GIVEN PROBLEM = Please find all lines in the data that hold the string "JSON" and copy them.

AVAILABLE RECORDS =
__________________________________________________

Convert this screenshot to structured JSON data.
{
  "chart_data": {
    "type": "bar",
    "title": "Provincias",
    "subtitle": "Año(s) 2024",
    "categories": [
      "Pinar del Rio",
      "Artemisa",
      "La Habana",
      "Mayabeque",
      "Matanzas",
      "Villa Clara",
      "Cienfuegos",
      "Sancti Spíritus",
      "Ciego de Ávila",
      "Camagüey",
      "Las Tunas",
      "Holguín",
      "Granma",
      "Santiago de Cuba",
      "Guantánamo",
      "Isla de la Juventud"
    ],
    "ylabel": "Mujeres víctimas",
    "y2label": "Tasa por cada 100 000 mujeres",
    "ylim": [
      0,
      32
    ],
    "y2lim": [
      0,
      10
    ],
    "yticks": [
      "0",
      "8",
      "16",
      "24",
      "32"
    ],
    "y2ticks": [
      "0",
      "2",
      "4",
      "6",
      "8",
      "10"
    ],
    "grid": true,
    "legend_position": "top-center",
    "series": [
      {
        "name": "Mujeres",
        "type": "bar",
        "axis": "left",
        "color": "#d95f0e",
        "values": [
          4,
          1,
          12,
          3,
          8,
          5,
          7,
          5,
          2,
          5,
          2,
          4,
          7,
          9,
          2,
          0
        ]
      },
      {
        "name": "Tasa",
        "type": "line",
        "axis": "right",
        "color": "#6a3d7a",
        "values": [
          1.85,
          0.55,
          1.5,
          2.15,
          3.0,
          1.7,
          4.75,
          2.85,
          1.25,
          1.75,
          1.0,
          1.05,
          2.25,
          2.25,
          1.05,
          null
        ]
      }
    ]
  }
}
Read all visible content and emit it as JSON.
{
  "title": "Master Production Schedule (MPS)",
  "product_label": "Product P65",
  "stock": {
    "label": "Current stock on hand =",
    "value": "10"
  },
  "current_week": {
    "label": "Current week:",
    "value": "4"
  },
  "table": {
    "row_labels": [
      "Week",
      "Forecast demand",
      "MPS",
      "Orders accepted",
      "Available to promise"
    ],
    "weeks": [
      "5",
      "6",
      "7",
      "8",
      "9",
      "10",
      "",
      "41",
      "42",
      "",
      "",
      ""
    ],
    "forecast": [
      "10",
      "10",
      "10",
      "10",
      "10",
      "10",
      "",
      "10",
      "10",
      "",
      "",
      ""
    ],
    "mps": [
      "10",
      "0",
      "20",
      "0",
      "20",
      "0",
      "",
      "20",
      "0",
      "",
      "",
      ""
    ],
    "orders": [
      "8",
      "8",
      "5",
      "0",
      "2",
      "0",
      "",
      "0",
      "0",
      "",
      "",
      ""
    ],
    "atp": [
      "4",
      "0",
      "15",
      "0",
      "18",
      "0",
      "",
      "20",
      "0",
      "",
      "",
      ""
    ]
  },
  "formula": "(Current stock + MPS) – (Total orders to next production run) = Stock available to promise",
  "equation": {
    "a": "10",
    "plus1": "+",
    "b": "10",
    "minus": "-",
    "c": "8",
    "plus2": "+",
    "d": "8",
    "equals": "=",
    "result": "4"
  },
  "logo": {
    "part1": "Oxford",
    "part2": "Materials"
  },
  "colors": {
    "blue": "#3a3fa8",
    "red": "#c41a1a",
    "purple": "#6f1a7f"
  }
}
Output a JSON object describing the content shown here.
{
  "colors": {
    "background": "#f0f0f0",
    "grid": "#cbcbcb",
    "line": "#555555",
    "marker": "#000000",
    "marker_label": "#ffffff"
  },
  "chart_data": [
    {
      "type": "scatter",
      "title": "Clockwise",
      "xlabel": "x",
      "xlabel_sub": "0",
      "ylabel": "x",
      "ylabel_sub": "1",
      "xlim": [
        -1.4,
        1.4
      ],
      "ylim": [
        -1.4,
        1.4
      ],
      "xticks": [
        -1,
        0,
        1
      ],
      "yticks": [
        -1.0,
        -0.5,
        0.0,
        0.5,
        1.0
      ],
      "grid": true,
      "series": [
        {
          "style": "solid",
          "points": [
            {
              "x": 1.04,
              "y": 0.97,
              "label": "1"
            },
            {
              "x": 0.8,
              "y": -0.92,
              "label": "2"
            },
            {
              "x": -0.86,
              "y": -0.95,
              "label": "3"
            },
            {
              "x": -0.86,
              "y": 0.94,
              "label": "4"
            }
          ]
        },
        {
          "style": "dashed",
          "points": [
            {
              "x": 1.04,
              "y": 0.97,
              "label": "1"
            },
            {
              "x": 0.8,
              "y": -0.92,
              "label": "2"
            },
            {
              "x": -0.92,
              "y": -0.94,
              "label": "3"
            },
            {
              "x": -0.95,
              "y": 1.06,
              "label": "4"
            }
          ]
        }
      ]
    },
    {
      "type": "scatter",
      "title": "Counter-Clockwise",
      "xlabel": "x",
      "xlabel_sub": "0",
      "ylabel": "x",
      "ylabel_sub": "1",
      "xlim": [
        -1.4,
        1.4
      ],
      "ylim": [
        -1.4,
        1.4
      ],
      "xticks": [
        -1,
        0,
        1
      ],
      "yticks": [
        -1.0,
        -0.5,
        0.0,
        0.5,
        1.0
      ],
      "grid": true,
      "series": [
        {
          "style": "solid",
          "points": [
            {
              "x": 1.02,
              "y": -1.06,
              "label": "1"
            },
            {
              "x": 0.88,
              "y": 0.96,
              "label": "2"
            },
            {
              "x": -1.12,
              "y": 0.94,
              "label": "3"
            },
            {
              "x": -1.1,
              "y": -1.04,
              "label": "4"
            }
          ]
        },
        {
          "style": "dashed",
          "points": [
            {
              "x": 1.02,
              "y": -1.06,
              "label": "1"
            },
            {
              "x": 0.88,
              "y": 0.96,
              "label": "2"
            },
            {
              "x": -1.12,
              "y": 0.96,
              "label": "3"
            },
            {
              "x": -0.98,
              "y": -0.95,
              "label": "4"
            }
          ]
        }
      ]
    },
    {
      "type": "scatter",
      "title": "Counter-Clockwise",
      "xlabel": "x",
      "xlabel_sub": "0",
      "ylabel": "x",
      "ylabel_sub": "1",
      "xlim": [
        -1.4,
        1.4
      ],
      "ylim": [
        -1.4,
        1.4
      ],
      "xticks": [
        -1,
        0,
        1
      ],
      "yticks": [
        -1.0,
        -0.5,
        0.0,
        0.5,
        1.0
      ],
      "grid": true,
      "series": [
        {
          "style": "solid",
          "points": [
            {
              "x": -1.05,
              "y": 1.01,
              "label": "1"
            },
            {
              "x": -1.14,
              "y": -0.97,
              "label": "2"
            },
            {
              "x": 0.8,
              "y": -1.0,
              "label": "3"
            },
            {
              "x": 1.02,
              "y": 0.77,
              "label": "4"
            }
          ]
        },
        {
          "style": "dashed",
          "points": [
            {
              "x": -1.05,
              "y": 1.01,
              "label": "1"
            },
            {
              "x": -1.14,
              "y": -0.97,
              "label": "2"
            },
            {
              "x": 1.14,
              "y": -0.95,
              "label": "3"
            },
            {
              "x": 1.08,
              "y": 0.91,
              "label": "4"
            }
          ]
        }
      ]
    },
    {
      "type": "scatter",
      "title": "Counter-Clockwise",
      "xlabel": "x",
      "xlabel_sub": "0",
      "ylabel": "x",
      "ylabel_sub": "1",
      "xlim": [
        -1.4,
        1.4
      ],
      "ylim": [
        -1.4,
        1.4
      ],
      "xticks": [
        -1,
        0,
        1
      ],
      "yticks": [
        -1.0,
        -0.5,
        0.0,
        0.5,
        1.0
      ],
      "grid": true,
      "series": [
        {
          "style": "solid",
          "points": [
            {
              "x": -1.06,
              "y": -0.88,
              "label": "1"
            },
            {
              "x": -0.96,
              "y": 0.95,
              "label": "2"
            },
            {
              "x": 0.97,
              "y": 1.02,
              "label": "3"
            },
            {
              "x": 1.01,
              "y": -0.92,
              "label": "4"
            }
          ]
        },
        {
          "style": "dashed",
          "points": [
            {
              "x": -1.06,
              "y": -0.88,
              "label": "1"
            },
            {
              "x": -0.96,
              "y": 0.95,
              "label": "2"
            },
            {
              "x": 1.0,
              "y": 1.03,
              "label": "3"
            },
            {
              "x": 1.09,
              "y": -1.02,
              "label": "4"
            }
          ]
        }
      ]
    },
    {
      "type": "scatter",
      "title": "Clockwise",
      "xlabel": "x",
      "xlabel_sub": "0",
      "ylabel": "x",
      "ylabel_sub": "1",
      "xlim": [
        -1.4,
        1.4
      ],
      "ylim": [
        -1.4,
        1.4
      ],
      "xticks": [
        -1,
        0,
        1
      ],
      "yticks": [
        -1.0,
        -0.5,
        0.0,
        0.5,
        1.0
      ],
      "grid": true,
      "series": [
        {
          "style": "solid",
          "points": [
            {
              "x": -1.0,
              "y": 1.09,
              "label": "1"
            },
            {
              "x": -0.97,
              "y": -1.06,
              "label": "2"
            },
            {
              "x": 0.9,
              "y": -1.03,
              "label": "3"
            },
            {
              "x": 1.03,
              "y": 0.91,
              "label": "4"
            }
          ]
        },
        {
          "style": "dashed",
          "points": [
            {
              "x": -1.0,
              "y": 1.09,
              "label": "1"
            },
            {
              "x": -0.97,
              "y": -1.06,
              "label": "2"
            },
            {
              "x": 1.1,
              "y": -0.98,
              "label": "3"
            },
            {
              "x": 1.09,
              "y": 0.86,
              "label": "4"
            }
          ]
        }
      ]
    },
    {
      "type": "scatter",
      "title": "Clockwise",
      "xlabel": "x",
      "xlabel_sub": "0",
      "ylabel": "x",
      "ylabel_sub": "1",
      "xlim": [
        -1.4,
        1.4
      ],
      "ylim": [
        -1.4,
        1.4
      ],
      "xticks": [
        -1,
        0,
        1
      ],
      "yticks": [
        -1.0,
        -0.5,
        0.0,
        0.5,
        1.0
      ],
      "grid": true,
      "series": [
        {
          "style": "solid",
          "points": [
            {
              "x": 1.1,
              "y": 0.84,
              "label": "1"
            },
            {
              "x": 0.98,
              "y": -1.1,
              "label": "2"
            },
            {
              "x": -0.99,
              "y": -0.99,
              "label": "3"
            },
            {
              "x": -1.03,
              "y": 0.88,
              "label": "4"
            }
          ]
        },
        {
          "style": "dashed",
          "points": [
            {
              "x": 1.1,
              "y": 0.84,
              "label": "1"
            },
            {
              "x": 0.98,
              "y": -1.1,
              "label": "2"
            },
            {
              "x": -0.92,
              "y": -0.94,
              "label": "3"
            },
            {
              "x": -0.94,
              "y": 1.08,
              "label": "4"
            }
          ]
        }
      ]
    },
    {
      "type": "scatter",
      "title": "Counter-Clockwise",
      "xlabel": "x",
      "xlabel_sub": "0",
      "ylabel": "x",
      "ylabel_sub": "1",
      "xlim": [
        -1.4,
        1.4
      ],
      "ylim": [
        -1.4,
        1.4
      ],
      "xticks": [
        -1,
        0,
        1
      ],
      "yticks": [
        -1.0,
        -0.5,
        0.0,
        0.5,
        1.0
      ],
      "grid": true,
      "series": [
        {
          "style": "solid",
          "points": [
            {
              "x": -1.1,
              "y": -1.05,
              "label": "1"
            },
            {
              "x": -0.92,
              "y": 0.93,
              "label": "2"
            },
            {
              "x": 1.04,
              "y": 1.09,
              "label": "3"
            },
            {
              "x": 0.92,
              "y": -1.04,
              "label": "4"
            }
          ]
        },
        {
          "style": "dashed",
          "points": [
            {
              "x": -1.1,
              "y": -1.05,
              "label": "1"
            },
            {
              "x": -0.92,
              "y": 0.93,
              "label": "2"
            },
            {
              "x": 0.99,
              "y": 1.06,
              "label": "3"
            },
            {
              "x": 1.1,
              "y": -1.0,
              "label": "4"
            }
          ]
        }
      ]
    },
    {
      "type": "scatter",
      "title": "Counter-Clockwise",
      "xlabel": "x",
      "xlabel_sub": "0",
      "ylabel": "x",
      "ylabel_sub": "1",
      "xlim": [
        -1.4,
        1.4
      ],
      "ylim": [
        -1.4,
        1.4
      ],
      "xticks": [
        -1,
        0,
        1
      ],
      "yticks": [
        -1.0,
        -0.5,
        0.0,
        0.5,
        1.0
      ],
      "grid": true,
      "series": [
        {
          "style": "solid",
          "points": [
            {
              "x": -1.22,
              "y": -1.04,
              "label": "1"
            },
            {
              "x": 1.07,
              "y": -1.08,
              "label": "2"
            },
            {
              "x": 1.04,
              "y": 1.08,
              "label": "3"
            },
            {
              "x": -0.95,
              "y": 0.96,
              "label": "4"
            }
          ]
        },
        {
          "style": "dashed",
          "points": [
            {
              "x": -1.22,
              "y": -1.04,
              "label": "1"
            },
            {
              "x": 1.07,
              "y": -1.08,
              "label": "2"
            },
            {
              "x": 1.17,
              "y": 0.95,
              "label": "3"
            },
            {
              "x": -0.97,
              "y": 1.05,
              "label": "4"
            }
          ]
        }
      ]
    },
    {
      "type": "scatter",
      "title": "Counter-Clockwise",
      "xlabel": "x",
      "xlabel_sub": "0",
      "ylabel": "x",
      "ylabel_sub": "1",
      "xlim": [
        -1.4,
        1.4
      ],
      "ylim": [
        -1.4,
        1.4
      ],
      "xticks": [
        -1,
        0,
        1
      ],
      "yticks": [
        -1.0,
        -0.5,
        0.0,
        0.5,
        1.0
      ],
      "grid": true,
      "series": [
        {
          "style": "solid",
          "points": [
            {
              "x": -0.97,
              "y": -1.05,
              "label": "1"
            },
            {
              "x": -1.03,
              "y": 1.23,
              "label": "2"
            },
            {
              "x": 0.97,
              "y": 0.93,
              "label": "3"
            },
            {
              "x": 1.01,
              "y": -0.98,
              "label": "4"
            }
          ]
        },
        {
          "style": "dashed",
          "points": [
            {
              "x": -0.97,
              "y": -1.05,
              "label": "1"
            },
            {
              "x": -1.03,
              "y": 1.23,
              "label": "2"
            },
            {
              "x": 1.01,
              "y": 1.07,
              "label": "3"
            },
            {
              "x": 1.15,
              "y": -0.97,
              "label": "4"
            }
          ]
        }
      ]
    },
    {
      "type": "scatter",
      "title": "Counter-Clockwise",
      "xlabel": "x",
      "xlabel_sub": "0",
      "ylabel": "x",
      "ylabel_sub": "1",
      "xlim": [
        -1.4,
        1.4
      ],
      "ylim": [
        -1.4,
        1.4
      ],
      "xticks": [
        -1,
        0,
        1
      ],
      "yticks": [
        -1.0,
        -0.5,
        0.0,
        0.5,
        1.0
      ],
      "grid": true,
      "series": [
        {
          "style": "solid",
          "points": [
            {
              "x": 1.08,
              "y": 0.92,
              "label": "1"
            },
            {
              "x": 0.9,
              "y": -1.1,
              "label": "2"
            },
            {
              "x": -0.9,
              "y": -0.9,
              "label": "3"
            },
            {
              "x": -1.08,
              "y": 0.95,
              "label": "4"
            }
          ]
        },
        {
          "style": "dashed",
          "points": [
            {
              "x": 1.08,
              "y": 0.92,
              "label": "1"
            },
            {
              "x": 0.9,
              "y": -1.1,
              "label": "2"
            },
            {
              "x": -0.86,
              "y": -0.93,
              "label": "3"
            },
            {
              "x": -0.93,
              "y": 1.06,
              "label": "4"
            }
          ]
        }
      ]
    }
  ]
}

__________________________________________________

OUTPUT OF THE TASK =
Convert this screenshot to structured JSON data.
Read all visible content and emit it as JSON.
Output a JSON object describing the content shown here.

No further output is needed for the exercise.